Schistometopum gregorii
- Conservation status: Least Concern (IUCN 3.1)

Scientific classification
- Kingdom: Animalia
- Phylum: Chordata
- Class: Amphibia
- Order: Gymnophiona
- Clade: Apoda
- Family: Dermophiidae
- Genus: Schistometopum
- Species: S. gregorii
- Binomial name: Schistometopum gregorii (Boulenger, 1895)
- Synonyms: Dermophis gregorii Boulenger, 1895 "1894" Bdellophis unicolor Boettger, 1913

= Schistometopum gregorii =

- Genus: Schistometopum
- Species: gregorii
- Authority: (Boulenger, 1895)
- Conservation status: LC
- Synonyms: Dermophis gregorii Boulenger, 1895 "1894", Bdellophis unicolor Boettger, 1913

Species of amphibian

Schistometopum gregorii, also known as Witu caecilian, mud-dwelling caecilian, and flood-plain-dwelling caecilian, is a species of amphibian in the family Dermophiidae from East Africa.

▸ PROBLEM 1
Quote the Schistometopum gregorii text from "Schistometopum gregorii, also" up to and including "from East Africa.".
▸ PROBLEM 2
Using the Schistometopum gregorii text, decide whether each statement agrees with it, answering yes or no and quoting the words that settle it: (a) The species is placed in the family Dermophiidae. (b) Its conservation status is given as Endangered. (c) The binomial name is credited to Boettger, 1913.
The lines after this point were taken from a different source than the Schistometopum gregorii text.

▸ RECORDS SUPPLIED
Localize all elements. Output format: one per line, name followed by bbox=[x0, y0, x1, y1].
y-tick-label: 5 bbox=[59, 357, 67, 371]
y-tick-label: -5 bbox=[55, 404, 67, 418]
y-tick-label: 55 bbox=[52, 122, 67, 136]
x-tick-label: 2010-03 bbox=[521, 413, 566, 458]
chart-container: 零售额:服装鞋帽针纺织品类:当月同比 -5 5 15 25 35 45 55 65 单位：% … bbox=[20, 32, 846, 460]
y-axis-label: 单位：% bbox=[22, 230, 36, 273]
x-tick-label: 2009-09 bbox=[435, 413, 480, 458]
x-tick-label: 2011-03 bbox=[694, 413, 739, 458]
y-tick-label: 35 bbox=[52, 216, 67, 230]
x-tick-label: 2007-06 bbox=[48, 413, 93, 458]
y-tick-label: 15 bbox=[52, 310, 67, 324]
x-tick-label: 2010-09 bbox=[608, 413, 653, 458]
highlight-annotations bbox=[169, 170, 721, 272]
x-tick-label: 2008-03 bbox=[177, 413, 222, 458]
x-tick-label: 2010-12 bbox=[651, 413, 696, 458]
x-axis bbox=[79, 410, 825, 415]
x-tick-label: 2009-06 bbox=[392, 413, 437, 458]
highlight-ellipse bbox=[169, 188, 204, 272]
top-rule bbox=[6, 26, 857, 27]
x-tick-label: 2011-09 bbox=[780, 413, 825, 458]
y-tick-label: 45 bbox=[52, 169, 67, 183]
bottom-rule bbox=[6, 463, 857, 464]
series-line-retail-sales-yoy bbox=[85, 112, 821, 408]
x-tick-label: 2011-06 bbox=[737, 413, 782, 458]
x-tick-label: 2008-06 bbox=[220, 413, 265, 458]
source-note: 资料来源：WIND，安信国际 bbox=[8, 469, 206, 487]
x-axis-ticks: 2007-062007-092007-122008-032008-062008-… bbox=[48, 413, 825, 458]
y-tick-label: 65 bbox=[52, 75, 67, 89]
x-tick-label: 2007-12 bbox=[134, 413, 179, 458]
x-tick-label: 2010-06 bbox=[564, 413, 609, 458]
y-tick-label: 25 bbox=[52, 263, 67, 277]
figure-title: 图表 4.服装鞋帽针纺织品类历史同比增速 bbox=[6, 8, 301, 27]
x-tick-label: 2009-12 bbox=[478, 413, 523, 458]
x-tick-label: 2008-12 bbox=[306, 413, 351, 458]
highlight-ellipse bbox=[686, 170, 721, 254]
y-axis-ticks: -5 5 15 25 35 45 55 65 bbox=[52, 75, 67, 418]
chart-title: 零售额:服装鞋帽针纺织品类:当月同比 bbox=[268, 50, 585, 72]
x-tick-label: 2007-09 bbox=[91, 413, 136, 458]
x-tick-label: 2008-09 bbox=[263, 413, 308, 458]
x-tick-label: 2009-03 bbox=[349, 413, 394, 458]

▸ FINAL ANSWER 1
Schistometopum gregorii, also known as Witu caecilian, mud-dwelling caecilian, and flood-plain-dwelling caecilian, is a species of amphibian in the family Dermophiidae from East Africa.

▸ FINAL ANSWER 2
(a) Yes: "is a species of amphibian in the family Dermophiidae from East Africa"
(b) No: "Conservation status: Least Concern (IUCN 3.1)"
(c) No: "Binomial name: Schistometopum gregorii (Boulenger, 1895)"